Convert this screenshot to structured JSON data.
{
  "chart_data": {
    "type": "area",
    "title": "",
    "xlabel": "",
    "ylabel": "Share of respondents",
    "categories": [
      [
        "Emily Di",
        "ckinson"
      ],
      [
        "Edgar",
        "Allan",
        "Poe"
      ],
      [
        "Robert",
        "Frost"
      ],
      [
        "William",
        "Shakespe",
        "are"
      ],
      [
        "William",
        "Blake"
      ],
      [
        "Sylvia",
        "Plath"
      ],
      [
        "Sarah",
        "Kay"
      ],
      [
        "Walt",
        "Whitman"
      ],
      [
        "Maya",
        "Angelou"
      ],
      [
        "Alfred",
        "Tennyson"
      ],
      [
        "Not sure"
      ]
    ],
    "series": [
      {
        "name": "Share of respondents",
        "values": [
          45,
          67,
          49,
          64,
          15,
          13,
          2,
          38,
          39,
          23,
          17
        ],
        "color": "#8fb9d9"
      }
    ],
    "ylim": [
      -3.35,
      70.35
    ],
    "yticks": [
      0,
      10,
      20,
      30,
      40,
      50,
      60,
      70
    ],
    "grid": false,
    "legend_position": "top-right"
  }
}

Aim of the task
Count every line bearing the word "respondents"; report the total only.

Task response
2